● WRITTEN REQUEST:
Swap "Consommation réseau" for "Consommation du réseau" in the records, starting with the line that contains "bar-segment-battery-oct [828,358,871,461]" and going on through the line that contains "legend-label: Part économisée", and give those lines again with nothing else changed.

>>>>

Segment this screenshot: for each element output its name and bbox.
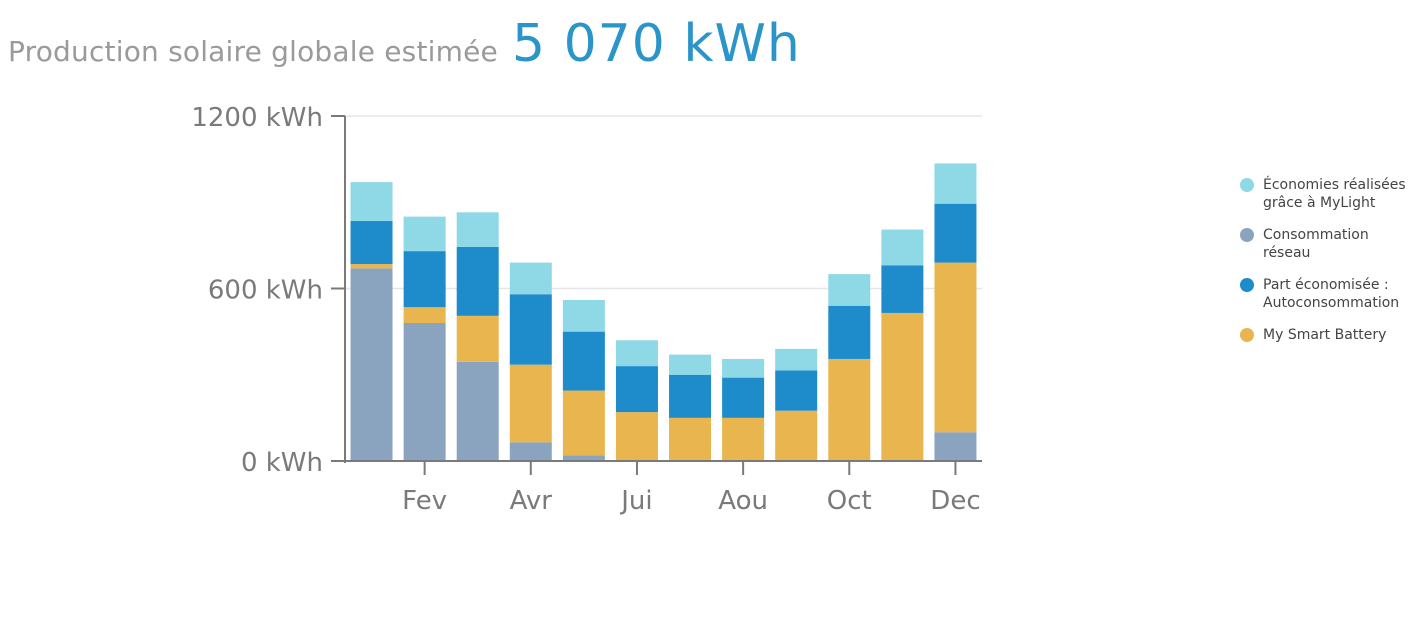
bar-segment-battery-oct [828,358,871,461]
bar-segment-economies-aou [722,358,765,378]
bar-segment-autoconso-avr [509,294,552,365]
legend-label-line: grâce à MyLight [1263,195,1376,211]
y-tick-label: 1200 kWh [191,103,323,133]
bar-segment-economies-fev [403,216,446,252]
x-tick-label: Oct [827,486,872,516]
bar-segment-economies-jan [350,182,393,221]
bar-segment-economies-oct [828,274,871,306]
bar-segment-battery-nov [881,312,924,461]
chart-legend: Économies réalisées grâce à MyLight Consom… [1240,176,1420,358]
x-tick-label: Dec [930,486,980,516]
bar-segment-reseau-avr [509,442,552,461]
bar-segment-battery-avr [509,364,552,443]
bar-segment-autoconso-fev [403,251,446,308]
bar-segment-reseau-mai [562,455,605,461]
bar-segment-autoconso-mai [562,331,605,391]
bar-segment-economies-dec [934,163,977,204]
legend-label-line: Autoconsommation [1263,295,1400,311]
bar-segment-autoconso-aou [722,377,765,418]
bar-segment-economies-avr [509,262,552,295]
bar-segment-battery-fev [403,307,446,323]
legend-label: Consommation réseau [1263,226,1369,262]
bar-segment-battery-dec [934,262,977,433]
bar-segment-battery-sep [775,410,818,461]
bar-segment-battery-mar [456,315,499,362]
bar-segment-autoconso-jan [350,220,393,265]
legend-label-line: Part économisée : [1263,277,1389,293]
x-tick-label: Aou [718,486,768,516]
bar-segment-autoconso-sep [775,370,818,411]
bar-segment-autoconso-nov [881,265,924,313]
legend-item-reseau: Consommation réseau [1240,226,1420,262]
legend-swatch-reseau [1240,228,1254,242]
legend-item-economies: Économies réalisées grâce à MyLight [1240,176,1420,212]
bar-segment-battery-jan [350,264,393,269]
chart-title: Production solaire globale estimée 5 070… [8,14,801,74]
x-tick-label: Avr [510,486,553,516]
legend-swatch-autoconso [1240,278,1254,292]
bar-segment-autoconso-oct [828,305,871,359]
bar-segment-economies-jul [669,354,712,375]
bar-segment-autoconso-jui [615,366,658,413]
bar-segment-reseau-mar [456,361,499,461]
legend-item-battery: My Smart Battery [1240,326,1420,344]
legend-item-autoconso: Part économisée : Autoconsommation [1240,276,1420,312]
legend-label: Part économisée : Autoconsommation [1263,276,1399,312]
legend-label-line: Économies réalisées [1263,177,1406,193]
bar-segment-reseau-jan [350,268,393,461]
bar-segment-economies-mai [562,300,605,332]
legend-swatch-battery [1240,328,1254,342]
bar-segment-battery-jul [669,417,712,461]
bar-segment-economies-nov [881,229,924,266]
total-production-value: 5 070 kWh [511,14,801,74]
bar-segment-economies-sep [775,348,818,371]
bar-segment-reseau-dec [934,432,977,461]
legend-label: Économies réalisées grâce à MyLight [1263,176,1406,212]
bar-segment-battery-mai [562,390,605,456]
y-tick-label: 0 kWh [241,448,323,478]
y-tick-label: 600 kWh [208,276,323,306]
bar-segment-economies-jui [615,340,658,367]
bar-segment-autoconso-mar [456,246,499,316]
legend-swatch-economies [1240,178,1254,192]
legend-label-line: My Smart Battery [1263,327,1387,343]
x-tick-label: Fev [402,486,447,516]
bar-segment-economies-mar [456,212,499,247]
bar-segment-battery-jui [615,412,658,461]
bar-segment-reseau-fev [403,323,446,461]
title-label: Production solaire globale estimée [8,35,498,68]
bar-segment-battery-aou [722,417,765,461]
legend-label-line: réseau [1263,245,1311,261]
legend-label: My Smart Battery [1263,326,1386,344]
bar-segment-autoconso-jul [669,374,712,418]
legend-label-line: Consommation [1263,227,1369,243]
bar-segment-autoconso-dec [934,203,977,263]
x-tick-label: Jui [619,486,652,516]
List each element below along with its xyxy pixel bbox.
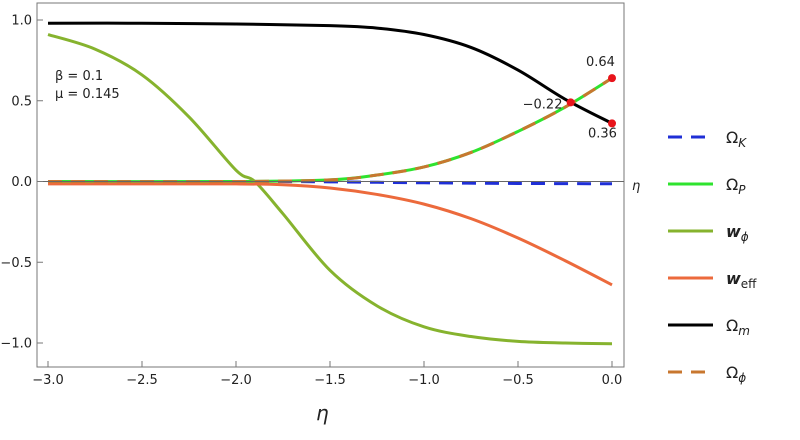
param-mu: μ = 0.145	[55, 87, 120, 102]
y-tick-label: −1.0	[0, 337, 32, 352]
zero-axis-eta-label: η	[632, 179, 640, 194]
annotation-label: 0.36	[588, 126, 617, 141]
x-tick-label: −0.5	[502, 373, 534, 388]
annotations: 0.64 −0.22 0.36	[523, 55, 617, 141]
axis-ticks: −3.0 −2.5 −2.0 −1.5 −1.0 −0.5 0.0 1.0 0.5 0.0 −0.5…	[0, 14, 622, 389]
x-tick-label: −2.5	[126, 373, 158, 388]
legend-label: ΩP	[726, 175, 746, 197]
x-tick-label: 0.0	[602, 373, 623, 388]
annotation-label: 0.64	[586, 55, 615, 70]
y-tick-label: 0.0	[11, 175, 32, 190]
x-tick-label: −1.0	[408, 373, 440, 388]
legend: ΩK ΩP wϕ weff Ωm Ωϕ	[668, 128, 757, 385]
series-line-w-eff	[47, 182, 613, 287]
x-tick-label: −3.0	[32, 373, 64, 388]
legend-label: Ωϕ	[726, 363, 746, 385]
series-lines	[47, 21, 613, 346]
x-axis-label: η	[316, 401, 329, 425]
y-tick-label: 0.5	[11, 94, 32, 109]
x-tick-label: −2.0	[220, 373, 252, 388]
series-line-Ω-ϕ	[47, 76, 613, 184]
legend-label: Ωm	[726, 316, 750, 338]
series-line-Ω-P	[47, 76, 613, 184]
y-tick-label: −0.5	[0, 256, 32, 271]
highlight-point	[608, 119, 616, 128]
annotation-label: −0.22	[523, 97, 563, 112]
param-beta: β = 0.1	[55, 69, 103, 84]
legend-label: ΩK	[726, 128, 747, 150]
series-line-Ω-K	[47, 179, 613, 186]
y-tick-label: 1.0	[11, 14, 32, 29]
x-tick-label: −1.5	[314, 373, 346, 388]
legend-label: wϕ	[726, 222, 749, 244]
highlight-point	[608, 74, 616, 83]
series-line-w-ϕ	[47, 33, 613, 346]
parameters-box: β = 0.1 μ = 0.145	[55, 69, 120, 102]
highlight-point	[566, 98, 575, 107]
legend-label: weff	[726, 269, 757, 291]
highlight-points	[566, 74, 616, 128]
series-line-Ω-m	[47, 21, 613, 125]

<<<<

● TASK RESULT:
bar-segment-battery-oct [828,358,871,461]
bar-segment-economies-aou [722,358,765,378]
bar-segment-autoconso-avr [509,294,552,365]
legend-label-line: grâce à MyLight [1263,195,1376,211]
y-tick-label: 1200 kWh [191,103,323,133]
bar-segment-economies-fev [403,216,446,252]
x-tick-label: Oct [827,486,872,516]
bar-segment-economies-jan [350,182,393,221]
bar-segment-economies-oct [828,274,871,306]
bar-segment-battery-nov [881,312,924,461]
chart-legend: Économies réalisées grâce à MyLight Consom… [1240,176,1420,358]
x-tick-label: Dec [930,486,980,516]
bar-segment-reseau-avr [509,442,552,461]
bar-segment-battery-avr [509,364,552,443]
bar-segment-autoconso-fev [403,251,446,308]
bar-segment-reseau-mai [562,455,605,461]
bar-segment-autoconso-mai [562,331,605,391]
bar-segment-economies-dec [934,163,977,204]
legend-label-line: Autoconsommation [1263,295,1400,311]
bar-segment-autoconso-aou [722,377,765,418]
bar-segment-economies-avr [509,262,552,295]
bar-segment-battery-fev [403,307,446,323]
legend-label: Consommation du réseau [1263,226,1369,262]
bar-segment-battery-dec [934,262,977,433]
bar-segment-battery-sep [775,410,818,461]
bar-segment-battery-mar [456,315,499,362]
bar-segment-autoconso-jan [350,220,393,265]
legend-label-line: Part économisée : [1263,277,1389,293]
x-tick-label: Aou [718,486,768,516]
bar-segment-autoconso-sep [775,370,818,411]
bar-segment-autoconso-nov [881,265,924,313]
legend-item-reseau: Consommation du réseau [1240,226,1420,262]
legend-swatch-reseau [1240,228,1254,242]
legend-item-economies: Économies réalisées grâce à MyLight [1240,176,1420,212]
bar-segment-battery-jan [350,264,393,269]
chart-title: Production solaire globale estimée 5 070… [8,14,801,74]
x-tick-label: Avr [510,486,553,516]
legend-swatch-autoconso [1240,278,1254,292]
bar-segment-autoconso-oct [828,305,871,359]
bar-segment-economies-jul [669,354,712,375]
bar-segment-autoconso-jui [615,366,658,413]
bar-segment-reseau-mar [456,361,499,461]
legend-item-battery: My Smart Battery [1240,326,1420,344]
legend-item-autoconso: Part économisée : Autoconsommation [1240,276,1420,312]
legend-label: Part économisée : Autoconsommation [1263,276,1399,312]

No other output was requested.